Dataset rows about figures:
* * * * *

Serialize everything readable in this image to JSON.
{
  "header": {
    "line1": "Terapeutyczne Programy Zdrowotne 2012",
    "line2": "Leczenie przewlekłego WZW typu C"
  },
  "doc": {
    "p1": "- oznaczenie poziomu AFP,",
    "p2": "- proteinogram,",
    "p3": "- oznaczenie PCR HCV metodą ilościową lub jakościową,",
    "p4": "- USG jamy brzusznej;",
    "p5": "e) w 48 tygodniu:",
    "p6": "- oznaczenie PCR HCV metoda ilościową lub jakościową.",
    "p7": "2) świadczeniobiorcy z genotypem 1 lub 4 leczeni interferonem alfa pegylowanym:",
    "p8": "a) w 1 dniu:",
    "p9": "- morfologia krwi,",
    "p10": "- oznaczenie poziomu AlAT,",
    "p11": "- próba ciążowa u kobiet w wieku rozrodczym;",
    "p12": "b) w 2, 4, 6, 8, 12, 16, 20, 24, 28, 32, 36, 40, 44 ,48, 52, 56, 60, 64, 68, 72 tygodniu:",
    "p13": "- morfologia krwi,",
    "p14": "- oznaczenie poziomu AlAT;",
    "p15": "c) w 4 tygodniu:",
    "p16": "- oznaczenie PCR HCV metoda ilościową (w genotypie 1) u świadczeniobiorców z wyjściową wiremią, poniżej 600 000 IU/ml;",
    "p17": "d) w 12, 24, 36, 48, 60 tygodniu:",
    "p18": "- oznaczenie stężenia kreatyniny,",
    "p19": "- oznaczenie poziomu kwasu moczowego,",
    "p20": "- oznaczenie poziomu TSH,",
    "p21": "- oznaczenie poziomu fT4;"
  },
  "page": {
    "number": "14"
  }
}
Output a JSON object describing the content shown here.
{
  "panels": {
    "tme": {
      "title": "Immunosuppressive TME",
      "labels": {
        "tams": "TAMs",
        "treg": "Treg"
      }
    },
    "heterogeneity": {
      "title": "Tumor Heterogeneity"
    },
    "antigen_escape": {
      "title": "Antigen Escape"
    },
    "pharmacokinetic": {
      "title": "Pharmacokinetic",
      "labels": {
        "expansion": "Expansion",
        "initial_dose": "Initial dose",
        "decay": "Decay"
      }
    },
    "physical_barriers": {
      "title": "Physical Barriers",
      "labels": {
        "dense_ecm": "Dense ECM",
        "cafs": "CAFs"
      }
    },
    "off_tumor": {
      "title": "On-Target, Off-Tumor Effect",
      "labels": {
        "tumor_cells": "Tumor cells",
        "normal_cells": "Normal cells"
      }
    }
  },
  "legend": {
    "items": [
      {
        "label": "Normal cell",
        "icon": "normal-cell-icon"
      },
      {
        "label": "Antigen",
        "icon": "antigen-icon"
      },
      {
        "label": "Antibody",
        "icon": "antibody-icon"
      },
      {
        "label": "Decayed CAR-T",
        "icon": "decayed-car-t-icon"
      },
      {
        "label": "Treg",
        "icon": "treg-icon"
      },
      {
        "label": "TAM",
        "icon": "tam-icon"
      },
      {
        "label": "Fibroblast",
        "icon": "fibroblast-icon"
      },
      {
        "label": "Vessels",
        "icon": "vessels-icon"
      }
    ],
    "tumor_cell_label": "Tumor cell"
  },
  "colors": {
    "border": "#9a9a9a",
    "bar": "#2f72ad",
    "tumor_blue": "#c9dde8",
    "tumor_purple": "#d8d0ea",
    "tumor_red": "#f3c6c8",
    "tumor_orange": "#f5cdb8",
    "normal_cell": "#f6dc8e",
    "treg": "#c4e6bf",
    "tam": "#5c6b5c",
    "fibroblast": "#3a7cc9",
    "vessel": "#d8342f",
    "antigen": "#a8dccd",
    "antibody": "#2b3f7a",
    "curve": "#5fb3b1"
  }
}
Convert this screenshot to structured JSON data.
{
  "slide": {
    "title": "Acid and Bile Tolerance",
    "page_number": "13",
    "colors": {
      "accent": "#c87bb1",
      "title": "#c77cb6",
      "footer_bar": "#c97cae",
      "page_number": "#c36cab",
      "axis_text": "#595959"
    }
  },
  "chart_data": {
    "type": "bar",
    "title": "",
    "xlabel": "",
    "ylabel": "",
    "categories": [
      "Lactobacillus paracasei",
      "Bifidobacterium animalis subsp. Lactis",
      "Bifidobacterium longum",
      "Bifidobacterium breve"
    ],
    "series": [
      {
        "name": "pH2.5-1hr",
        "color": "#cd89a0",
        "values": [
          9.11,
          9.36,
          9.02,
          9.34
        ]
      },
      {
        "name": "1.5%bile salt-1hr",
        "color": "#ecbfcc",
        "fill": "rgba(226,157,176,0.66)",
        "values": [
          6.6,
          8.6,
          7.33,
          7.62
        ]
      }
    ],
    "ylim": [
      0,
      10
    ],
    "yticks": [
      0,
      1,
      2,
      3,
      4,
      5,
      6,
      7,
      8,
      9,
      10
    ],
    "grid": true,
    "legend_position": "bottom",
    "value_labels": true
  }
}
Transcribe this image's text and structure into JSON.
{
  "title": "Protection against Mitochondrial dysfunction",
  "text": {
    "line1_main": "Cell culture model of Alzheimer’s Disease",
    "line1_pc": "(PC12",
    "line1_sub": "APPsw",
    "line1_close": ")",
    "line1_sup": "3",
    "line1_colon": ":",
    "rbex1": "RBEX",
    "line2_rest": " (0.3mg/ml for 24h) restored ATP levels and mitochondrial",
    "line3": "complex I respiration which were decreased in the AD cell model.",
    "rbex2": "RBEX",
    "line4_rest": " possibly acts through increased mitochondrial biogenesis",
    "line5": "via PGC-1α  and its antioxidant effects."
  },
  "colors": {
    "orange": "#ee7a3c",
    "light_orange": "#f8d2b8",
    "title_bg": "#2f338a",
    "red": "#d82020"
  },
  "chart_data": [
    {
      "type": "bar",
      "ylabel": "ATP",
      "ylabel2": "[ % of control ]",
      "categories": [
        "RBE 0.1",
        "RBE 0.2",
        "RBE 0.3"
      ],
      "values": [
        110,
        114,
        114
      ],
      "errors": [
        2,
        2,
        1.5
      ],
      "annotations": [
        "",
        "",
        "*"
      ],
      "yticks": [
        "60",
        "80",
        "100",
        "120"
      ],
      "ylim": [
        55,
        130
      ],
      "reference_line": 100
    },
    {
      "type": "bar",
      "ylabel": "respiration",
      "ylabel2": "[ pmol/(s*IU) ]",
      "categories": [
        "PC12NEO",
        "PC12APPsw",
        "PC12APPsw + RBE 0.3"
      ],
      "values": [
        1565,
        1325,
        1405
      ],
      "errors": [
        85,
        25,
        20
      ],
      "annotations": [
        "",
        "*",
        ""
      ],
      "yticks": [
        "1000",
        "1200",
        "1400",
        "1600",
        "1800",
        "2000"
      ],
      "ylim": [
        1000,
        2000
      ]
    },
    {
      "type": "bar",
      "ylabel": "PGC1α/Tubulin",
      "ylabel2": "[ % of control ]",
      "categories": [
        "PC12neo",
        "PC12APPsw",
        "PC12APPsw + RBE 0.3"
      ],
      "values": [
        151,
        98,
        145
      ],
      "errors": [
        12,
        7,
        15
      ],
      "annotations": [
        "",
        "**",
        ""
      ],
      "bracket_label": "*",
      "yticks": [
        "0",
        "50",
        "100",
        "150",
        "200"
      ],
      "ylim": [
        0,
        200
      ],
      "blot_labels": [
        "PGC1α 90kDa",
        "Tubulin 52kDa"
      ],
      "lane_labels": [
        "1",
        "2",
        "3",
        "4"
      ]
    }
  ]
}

* * * * *

WORK TO COMPLETE =
The data is to be reproduced in full, every line intact.

RESULT =
Serialize everything readable in this image to JSON.
{
  "header": {
    "line1": "Terapeutyczne Programy Zdrowotne 2012",
    "line2": "Leczenie przewlekłego WZW typu C"
  },
  "doc": {
    "p1": "- oznaczenie poziomu AFP,",
    "p2": "- proteinogram,",
    "p3": "- oznaczenie PCR HCV metodą ilościową lub jakościową,",
    "p4": "- USG jamy brzusznej;",
    "p5": "e) w 48 tygodniu:",
    "p6": "- oznaczenie PCR HCV metoda ilościową lub jakościową.",
    "p7": "2) świadczeniobiorcy z genotypem 1 lub 4 leczeni interferonem alfa pegylowanym:",
    "p8": "a) w 1 dniu:",
    "p9": "- morfologia krwi,",
    "p10": "- oznaczenie poziomu AlAT,",
    "p11": "- próba ciążowa u kobiet w wieku rozrodczym;",
    "p12": "b) w 2, 4, 6, 8, 12, 16, 20, 24, 28, 32, 36, 40, 44 ,48, 52, 56, 60, 64, 68, 72 tygodniu:",
    "p13": "- morfologia krwi,",
    "p14": "- oznaczenie poziomu AlAT;",
    "p15": "c) w 4 tygodniu:",
    "p16": "- oznaczenie PCR HCV metoda ilościową (w genotypie 1) u świadczeniobiorców z wyjściową wiremią, poniżej 600 000 IU/ml;",
    "p17": "d) w 12, 24, 36, 48, 60 tygodniu:",
    "p18": "- oznaczenie stężenia kreatyniny,",
    "p19": "- oznaczenie poziomu kwasu moczowego,",
    "p20": "- oznaczenie poziomu TSH,",
    "p21": "- oznaczenie poziomu fT4;"
  },
  "page": {
    "number": "14"
  }
}
Output a JSON object describing the content shown here.
{
  "panels": {
    "tme": {
      "title": "Immunosuppressive TME",
      "labels": {
        "tams": "TAMs",
        "treg": "Treg"
      }
    },
    "heterogeneity": {
      "title": "Tumor Heterogeneity"
    },
    "antigen_escape": {
      "title": "Antigen Escape"
    },
    "pharmacokinetic": {
      "title": "Pharmacokinetic",
      "labels": {
        "expansion": "Expansion",
        "initial_dose": "Initial dose",
        "decay": "Decay"
      }
    },
    "physical_barriers": {
      "title": "Physical Barriers",
      "labels": {
        "dense_ecm": "Dense ECM",
        "cafs": "CAFs"
      }
    },
    "off_tumor": {
      "title": "On-Target, Off-Tumor Effect",
      "labels": {
        "tumor_cells": "Tumor cells",
        "normal_cells": "Normal cells"
      }
    }
  },
  "legend": {
    "items": [
      {
        "label": "Normal cell",
        "icon": "normal-cell-icon"
      },
      {
        "label": "Antigen",
        "icon": "antigen-icon"
      },
      {
        "label": "Antibody",
        "icon": "antibody-icon"
      },
      {
        "label": "Decayed CAR-T",
        "icon": "decayed-car-t-icon"
      },
      {
        "label": "Treg",
        "icon": "treg-icon"
      },
      {
        "label": "TAM",
        "icon": "tam-icon"
      },
      {
        "label": "Fibroblast",
        "icon": "fibroblast-icon"
      },
      {
        "label": "Vessels",
        "icon": "vessels-icon"
      }
    ],
    "tumor_cell_label": "Tumor cell"
  },
  "colors": {
    "border": "#9a9a9a",
    "bar": "#2f72ad",
    "tumor_blue": "#c9dde8",
    "tumor_purple": "#d8d0ea",
    "tumor_red": "#f3c6c8",
    "tumor_orange": "#f5cdb8",
    "normal_cell": "#f6dc8e",
    "treg": "#c4e6bf",
    "tam": "#5c6b5c",
    "fibroblast": "#3a7cc9",
    "vessel": "#d8342f",
    "antigen": "#a8dccd",
    "antibody": "#2b3f7a",
    "curve": "#5fb3b1"
  }
}
Convert this screenshot to structured JSON data.
{
  "slide": {
    "title": "Acid and Bile Tolerance",
    "page_number": "13",
    "colors": {
      "accent": "#c87bb1",
      "title": "#c77cb6",
      "footer_bar": "#c97cae",
      "page_number": "#c36cab",
      "axis_text": "#595959"
    }
  },
  "chart_data": {
    "type": "bar",
    "title": "",
    "xlabel": "",
    "ylabel": "",
    "categories": [
      "Lactobacillus paracasei",
      "Bifidobacterium animalis subsp. Lactis",
      "Bifidobacterium longum",
      "Bifidobacterium breve"
    ],
    "series": [
      {
        "name": "pH2.5-1hr",
        "color": "#cd89a0",
        "values": [
          9.11,
          9.36,
          9.02,
          9.34
        ]
      },
      {
        "name": "1.5%bile salt-1hr",
        "color": "#ecbfcc",
        "fill": "rgba(226,157,176,0.66)",
        "values": [
          6.6,
          8.6,
          7.33,
          7.62
        ]
      }
    ],
    "ylim": [
      0,
      10
    ],
    "yticks": [
      0,
      1,
      2,
      3,
      4,
      5,
      6,
      7,
      8,
      9,
      10
    ],
    "grid": true,
    "legend_position": "bottom",
    "value_labels": true
  }
}
Transcribe this image's text and structure into JSON.
{
  "title": "Protection against Mitochondrial dysfunction",
  "text": {
    "line1_main": "Cell culture model of Alzheimer’s Disease",
    "line1_pc": "(PC12",
    "line1_sub": "APPsw",
    "line1_close": ")",
    "line1_sup": "3",
    "line1_colon": ":",
    "rbex1": "RBEX",
    "line2_rest": " (0.3mg/ml for 24h) restored ATP levels and mitochondrial",
    "line3": "complex I respiration which were decreased in the AD cell model.",
    "rbex2": "RBEX",
    "line4_rest": " possibly acts through increased mitochondrial biogenesis",
    "line5": "via PGC-1α  and its antioxidant effects."
  },
  "colors": {
    "orange": "#ee7a3c",
    "light_orange": "#f8d2b8",
    "title_bg": "#2f338a",
    "red": "#d82020"
  },
  "chart_data": [
    {
      "type": "bar",
      "ylabel": "ATP",
      "ylabel2": "[ % of control ]",
      "categories": [
        "RBE 0.1",
        "RBE 0.2",
        "RBE 0.3"
      ],
      "values": [
        110,
        114,
        114
      ],
      "errors": [
        2,
        2,
        1.5
      ],
      "annotations": [
        "",
        "",
        "*"
      ],
      "yticks": [
        "60",
        "80",
        "100",
        "120"
      ],
      "ylim": [
        55,
        130
      ],
      "reference_line": 100
    },
    {
      "type": "bar",
      "ylabel": "respiration",
      "ylabel2": "[ pmol/(s*IU) ]",
      "categories": [
        "PC12NEO",
        "PC12APPsw",
        "PC12APPsw + RBE 0.3"
      ],
      "values": [
        1565,
        1325,
        1405
      ],
      "errors": [
        85,
        25,
        20
      ],
      "annotations": [
        "",
        "*",
        ""
      ],
      "yticks": [
        "1000",
        "1200",
        "1400",
        "1600",
        "1800",
        "2000"
      ],
      "ylim": [
        1000,
        2000
      ]
    },
    {
      "type": "bar",
      "ylabel": "PGC1α/Tubulin",
      "ylabel2": "[ % of control ]",
      "categories": [
        "PC12neo",
        "PC12APPsw",
        "PC12APPsw + RBE 0.3"
      ],
      "values": [
        151,
        98,
        145
      ],
      "errors": [
        12,
        7,
        15
      ],
      "annotations": [
        "",
        "**",
        ""
      ],
      "bracket_label": "*",
      "yticks": [
        "0",
        "50",
        "100",
        "150",
        "200"
      ],
      "ylim": [
        0,
        200
      ],
      "blot_labels": [
        "PGC1α 90kDa",
        "Tubulin 52kDa"
      ],
      "lane_labels": [
        "1",
        "2",
        "3",
        "4"
      ]
    }
  ]
}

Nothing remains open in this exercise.